WRITTEN PROBLEM:
Go through the entries below and print each one exactly, leaving out pictures.

STORED ROWS:
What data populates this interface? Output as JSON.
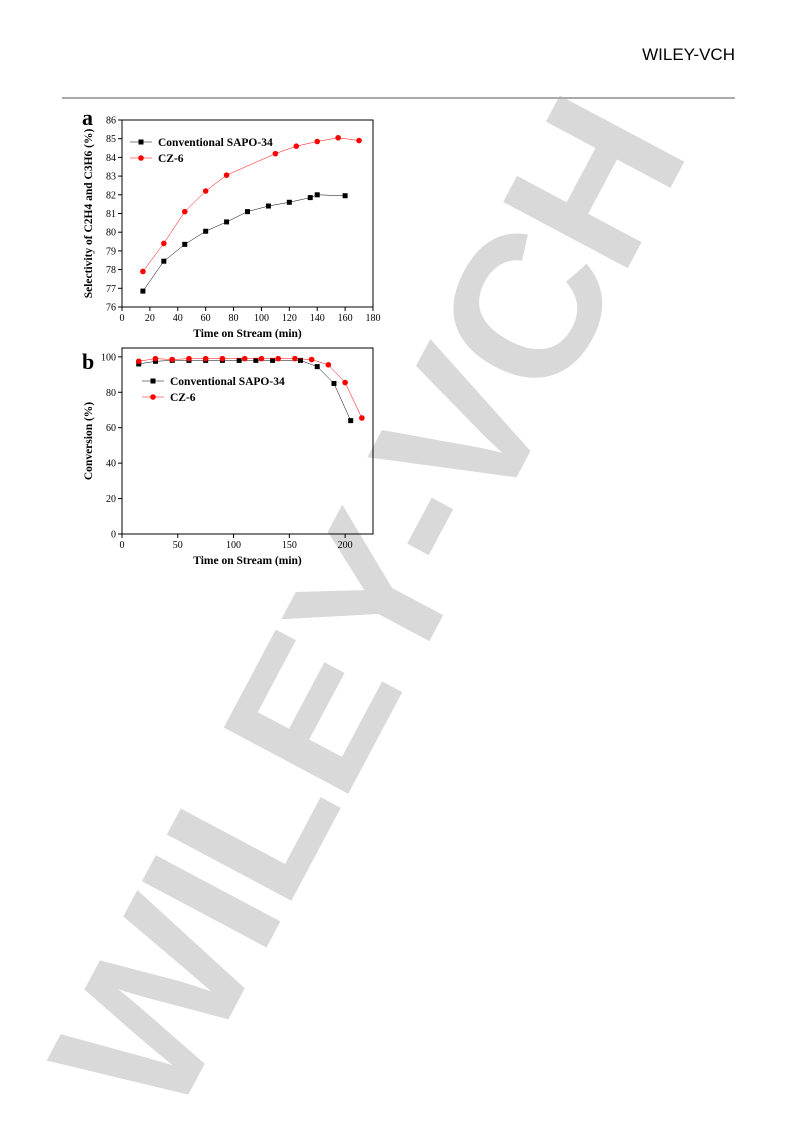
{
  "header": {
    "brand": "WILEY-VCH"
  },
  "watermark": "WILEY-VCH",
  "chart_data": [
    {
      "type": "line",
      "panel": "a",
      "xlabel": "Time on Stream (min)",
      "ylabel": "Selectivity of C2H4 and C3H6 (%)",
      "xlim": [
        0,
        180
      ],
      "xticks": [
        0,
        20,
        40,
        60,
        80,
        100,
        120,
        140,
        160,
        180
      ],
      "ylim": [
        76,
        86
      ],
      "yticks": [
        76,
        77,
        78,
        79,
        80,
        81,
        82,
        83,
        84,
        85,
        86
      ],
      "legend": "upper left",
      "series": [
        {
          "name": "Conventional SAPO-34",
          "color": "#000000",
          "marker": "square",
          "x": [
            15,
            30,
            45,
            60,
            75,
            90,
            105,
            120,
            135,
            140,
            160
          ],
          "values": [
            76.85,
            78.45,
            79.35,
            80.05,
            80.55,
            81.1,
            81.4,
            81.6,
            81.85,
            82.0,
            81.95
          ]
        },
        {
          "name": "CZ-6",
          "color": "#ff0000",
          "marker": "circle",
          "x": [
            15,
            30,
            45,
            60,
            75,
            110,
            125,
            140,
            155,
            170
          ],
          "values": [
            77.9,
            79.4,
            81.1,
            82.2,
            83.05,
            84.2,
            84.6,
            84.85,
            85.05,
            84.9
          ]
        }
      ]
    },
    {
      "type": "line",
      "panel": "b",
      "xlabel": "Time on Stream (min)",
      "ylabel": "Conversion (%)",
      "xlim": [
        0,
        225
      ],
      "xticks": [
        0,
        50,
        100,
        150,
        200
      ],
      "ylim": [
        0,
        105
      ],
      "yticks": [
        0,
        20,
        40,
        60,
        80,
        100
      ],
      "legend": "center left",
      "series": [
        {
          "name": "Conventional SAPO-34",
          "color": "#000000",
          "marker": "square",
          "x": [
            15,
            30,
            45,
            60,
            75,
            90,
            105,
            120,
            135,
            160,
            175,
            190,
            205
          ],
          "values": [
            96,
            97.5,
            98,
            98,
            98,
            98,
            98,
            98,
            98,
            98,
            94.5,
            85,
            64
          ]
        },
        {
          "name": "CZ-6",
          "color": "#ff0000",
          "marker": "circle",
          "x": [
            15,
            30,
            45,
            60,
            75,
            90,
            110,
            125,
            140,
            155,
            170,
            185,
            200,
            215
          ],
          "values": [
            97.5,
            99,
            98.5,
            99,
            99,
            99,
            99,
            99,
            99,
            99,
            98.5,
            95.5,
            85.5,
            65.5
          ]
        }
      ]
    }
  ]
}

COMPLETED TASK:
What data populates this interface? Output as JSON.
{
  "header": {
    "brand": "WILEY-VCH"
  },
  "watermark": "WILEY-VCH",
  "chart_data": [
    {
      "type": "line",
      "panel": "a",
      "xlabel": "Time on Stream (min)",
      "ylabel": "Selectivity of C2H4 and C3H6 (%)",
      "xlim": [
        0,
        180
      ],
      "xticks": [
        0,
        20,
        40,
        60,
        80,
        100,
        120,
        140,
        160,
        180
      ],
      "ylim": [
        76,
        86
      ],
      "yticks": [
        76,
        77,
        78,
        79,
        80,
        81,
        82,
        83,
        84,
        85,
        86
      ],
      "legend": "upper left",
      "series": [
        {
          "name": "Conventional SAPO-34",
          "color": "#000000",
          "marker": "square",
          "x": [
            15,
            30,
            45,
            60,
            75,
            90,
            105,
            120,
            135,
            140,
            160
          ],
          "values": [
            76.85,
            78.45,
            79.35,
            80.05,
            80.55,
            81.1,
            81.4,
            81.6,
            81.85,
            82.0,
            81.95
          ]
        },
        {
          "name": "CZ-6",
          "color": "#ff0000",
          "marker": "circle",
          "x": [
            15,
            30,
            45,
            60,
            75,
            110,
            125,
            140,
            155,
            170
          ],
          "values": [
            77.9,
            79.4,
            81.1,
            82.2,
            83.05,
            84.2,
            84.6,
            84.85,
            85.05,
            84.9
          ]
        }
      ]
    },
    {
      "type": "line",
      "panel": "b",
      "xlabel": "Time on Stream (min)",
      "ylabel": "Conversion (%)",
      "xlim": [
        0,
        225
      ],
      "xticks": [
        0,
        50,
        100,
        150,
        200
      ],
      "ylim": [
        0,
        105
      ],
      "yticks": [
        0,
        20,
        40,
        60,
        80,
        100
      ],
      "legend": "center left",
      "series": [
        {
          "name": "Conventional SAPO-34",
          "color": "#000000",
          "marker": "square",
          "x": [
            15,
            30,
            45,
            60,
            75,
            90,
            105,
            120,
            135,
            160,
            175,
            190,
            205
          ],
          "values": [
            96,
            97.5,
            98,
            98,
            98,
            98,
            98,
            98,
            98,
            98,
            94.5,
            85,
            64
          ]
        },
        {
          "name": "CZ-6",
          "color": "#ff0000",
          "marker": "circle",
          "x": [
            15,
            30,
            45,
            60,
            75,
            90,
            110,
            125,
            140,
            155,
            170,
            185,
            200,
            215
          ],
          "values": [
            97.5,
            99,
            98.5,
            99,
            99,
            99,
            99,
            99,
            99,
            99,
            98.5,
            95.5,
            85.5,
            65.5
          ]
        }
      ]
    }
  ]
}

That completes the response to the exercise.